* [Your objective]: Locate all lines with the word "如需改动" and copy them out.

-- start Materials provided --

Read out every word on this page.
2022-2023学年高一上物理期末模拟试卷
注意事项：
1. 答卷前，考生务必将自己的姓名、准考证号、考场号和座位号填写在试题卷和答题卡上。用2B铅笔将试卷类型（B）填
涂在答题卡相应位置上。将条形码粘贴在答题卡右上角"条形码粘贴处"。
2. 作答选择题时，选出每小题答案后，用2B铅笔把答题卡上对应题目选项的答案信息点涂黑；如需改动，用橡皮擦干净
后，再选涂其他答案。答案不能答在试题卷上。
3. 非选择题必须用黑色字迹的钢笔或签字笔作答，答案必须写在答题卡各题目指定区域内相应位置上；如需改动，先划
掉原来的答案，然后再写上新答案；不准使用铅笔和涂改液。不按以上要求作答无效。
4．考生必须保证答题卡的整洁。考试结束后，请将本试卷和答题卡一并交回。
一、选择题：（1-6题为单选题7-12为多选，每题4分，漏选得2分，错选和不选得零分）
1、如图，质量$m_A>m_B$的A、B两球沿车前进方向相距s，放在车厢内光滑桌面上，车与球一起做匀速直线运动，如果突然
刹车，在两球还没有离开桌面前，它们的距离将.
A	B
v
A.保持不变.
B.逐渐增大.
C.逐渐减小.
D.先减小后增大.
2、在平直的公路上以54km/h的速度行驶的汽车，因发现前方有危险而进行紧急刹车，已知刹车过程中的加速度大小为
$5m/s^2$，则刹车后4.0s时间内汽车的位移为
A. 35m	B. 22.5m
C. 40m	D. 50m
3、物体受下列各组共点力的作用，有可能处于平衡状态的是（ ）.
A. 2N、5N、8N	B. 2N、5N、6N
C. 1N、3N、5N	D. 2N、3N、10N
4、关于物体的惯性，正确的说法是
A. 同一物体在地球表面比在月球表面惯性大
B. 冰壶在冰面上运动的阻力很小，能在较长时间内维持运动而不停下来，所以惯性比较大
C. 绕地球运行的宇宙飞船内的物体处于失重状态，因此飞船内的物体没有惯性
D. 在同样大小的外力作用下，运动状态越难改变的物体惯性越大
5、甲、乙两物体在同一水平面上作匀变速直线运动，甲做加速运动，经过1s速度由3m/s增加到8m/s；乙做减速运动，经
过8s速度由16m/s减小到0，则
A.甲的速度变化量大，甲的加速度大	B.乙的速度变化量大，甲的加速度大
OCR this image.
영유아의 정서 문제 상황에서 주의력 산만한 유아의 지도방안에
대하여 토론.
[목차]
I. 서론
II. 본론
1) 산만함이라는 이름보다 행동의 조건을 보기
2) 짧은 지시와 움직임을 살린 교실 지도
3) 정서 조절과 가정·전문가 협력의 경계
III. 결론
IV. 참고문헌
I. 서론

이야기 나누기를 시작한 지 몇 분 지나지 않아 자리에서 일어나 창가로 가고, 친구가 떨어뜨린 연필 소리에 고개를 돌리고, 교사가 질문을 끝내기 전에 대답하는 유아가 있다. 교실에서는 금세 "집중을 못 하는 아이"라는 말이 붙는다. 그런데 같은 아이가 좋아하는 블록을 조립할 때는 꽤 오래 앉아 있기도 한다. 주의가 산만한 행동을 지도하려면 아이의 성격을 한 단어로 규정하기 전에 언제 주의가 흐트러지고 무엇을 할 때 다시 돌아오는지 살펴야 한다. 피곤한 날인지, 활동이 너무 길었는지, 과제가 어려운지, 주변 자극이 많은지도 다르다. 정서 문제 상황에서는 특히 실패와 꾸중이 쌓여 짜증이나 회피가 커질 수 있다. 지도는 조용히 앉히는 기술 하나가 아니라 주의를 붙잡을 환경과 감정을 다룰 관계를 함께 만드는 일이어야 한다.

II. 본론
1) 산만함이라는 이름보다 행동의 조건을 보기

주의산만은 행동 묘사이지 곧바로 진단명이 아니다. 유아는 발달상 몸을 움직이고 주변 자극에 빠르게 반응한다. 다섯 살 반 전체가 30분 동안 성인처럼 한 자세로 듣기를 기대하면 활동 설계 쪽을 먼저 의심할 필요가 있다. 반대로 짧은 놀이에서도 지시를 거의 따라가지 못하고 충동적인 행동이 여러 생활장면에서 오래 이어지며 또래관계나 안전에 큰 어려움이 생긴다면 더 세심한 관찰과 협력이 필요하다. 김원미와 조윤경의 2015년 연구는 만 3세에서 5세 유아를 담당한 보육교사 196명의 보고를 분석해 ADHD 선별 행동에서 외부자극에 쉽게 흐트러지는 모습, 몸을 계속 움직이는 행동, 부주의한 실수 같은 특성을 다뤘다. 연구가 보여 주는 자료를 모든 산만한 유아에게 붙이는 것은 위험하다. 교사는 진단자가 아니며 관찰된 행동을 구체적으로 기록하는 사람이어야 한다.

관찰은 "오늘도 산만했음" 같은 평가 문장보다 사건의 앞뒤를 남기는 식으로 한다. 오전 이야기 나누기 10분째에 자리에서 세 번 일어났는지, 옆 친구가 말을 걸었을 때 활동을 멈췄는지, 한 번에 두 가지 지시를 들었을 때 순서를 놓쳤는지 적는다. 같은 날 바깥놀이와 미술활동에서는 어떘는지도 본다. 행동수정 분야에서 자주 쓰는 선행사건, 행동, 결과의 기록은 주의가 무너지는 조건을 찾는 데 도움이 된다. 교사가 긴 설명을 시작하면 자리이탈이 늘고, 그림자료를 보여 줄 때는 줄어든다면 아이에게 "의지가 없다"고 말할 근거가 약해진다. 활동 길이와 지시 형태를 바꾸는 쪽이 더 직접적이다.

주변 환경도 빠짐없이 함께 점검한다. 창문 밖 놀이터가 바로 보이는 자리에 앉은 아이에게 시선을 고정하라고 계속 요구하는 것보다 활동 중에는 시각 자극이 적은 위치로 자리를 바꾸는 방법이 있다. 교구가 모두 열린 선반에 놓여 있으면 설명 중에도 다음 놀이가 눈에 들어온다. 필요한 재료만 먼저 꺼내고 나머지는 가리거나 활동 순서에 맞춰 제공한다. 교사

-- end Materials provided --
-- start Materials provided --

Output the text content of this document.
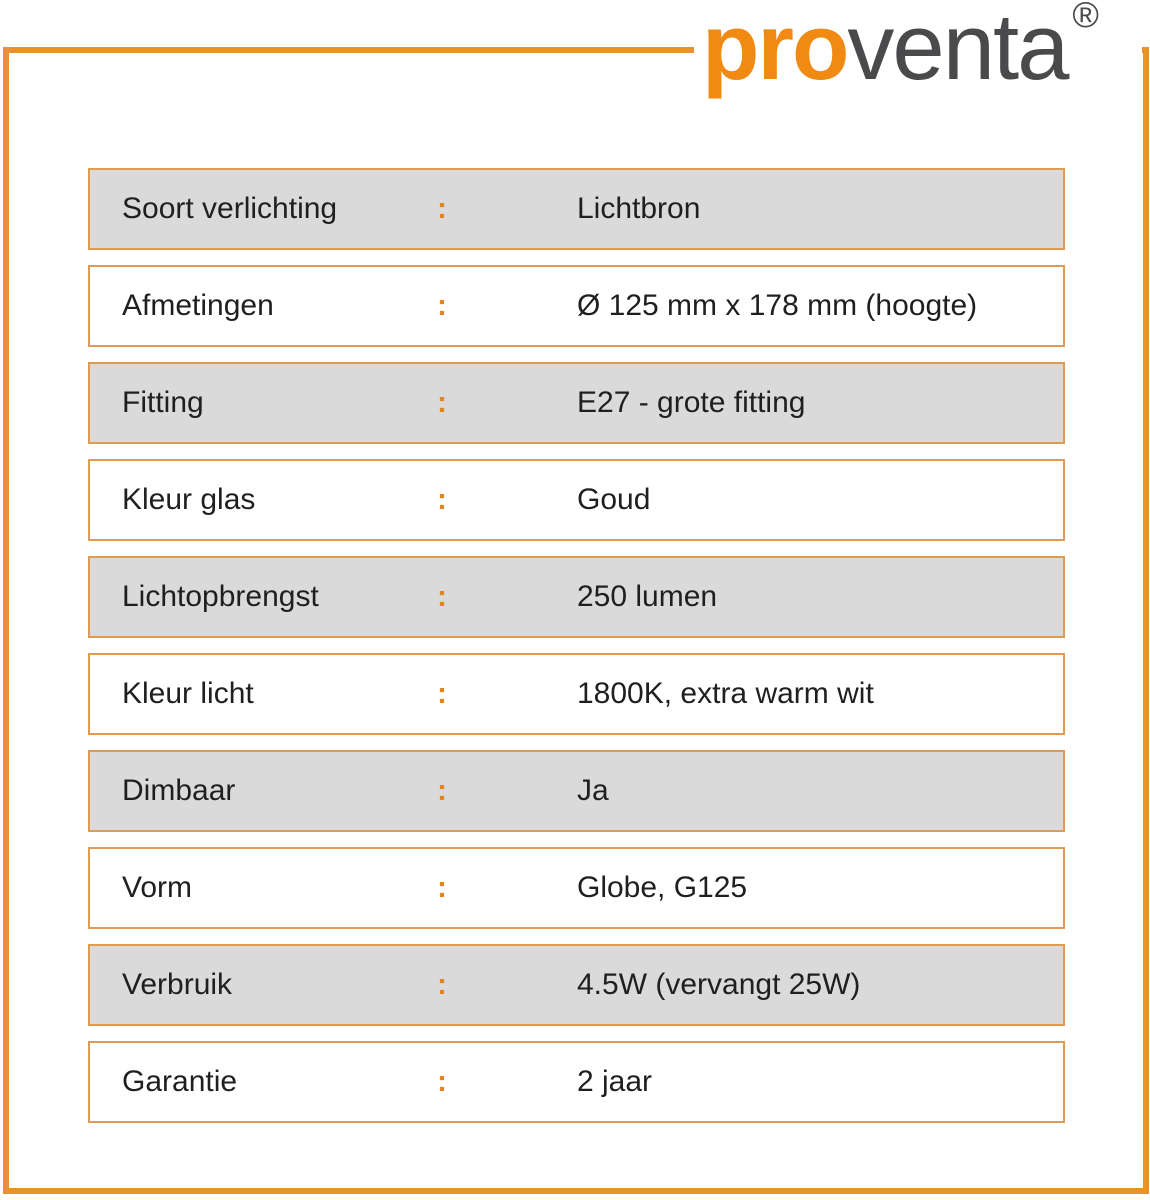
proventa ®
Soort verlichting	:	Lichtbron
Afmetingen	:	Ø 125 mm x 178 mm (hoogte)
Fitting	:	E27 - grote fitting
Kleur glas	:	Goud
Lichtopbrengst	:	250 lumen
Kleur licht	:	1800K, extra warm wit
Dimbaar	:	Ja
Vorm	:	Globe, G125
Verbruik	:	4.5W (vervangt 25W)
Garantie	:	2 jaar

-- end Materials provided --

* [Result below]:
2. 作答选择题时，选出每小题答案后，用2B铅笔把答题卡上对应题目选项的答案信息点涂黑；如需改动，用橡皮擦干净
3. 非选择题必须用黑色字迹的钢笔或签字笔作答，答案必须写在答题卡各题目指定区域内相应位置上；如需改动，先划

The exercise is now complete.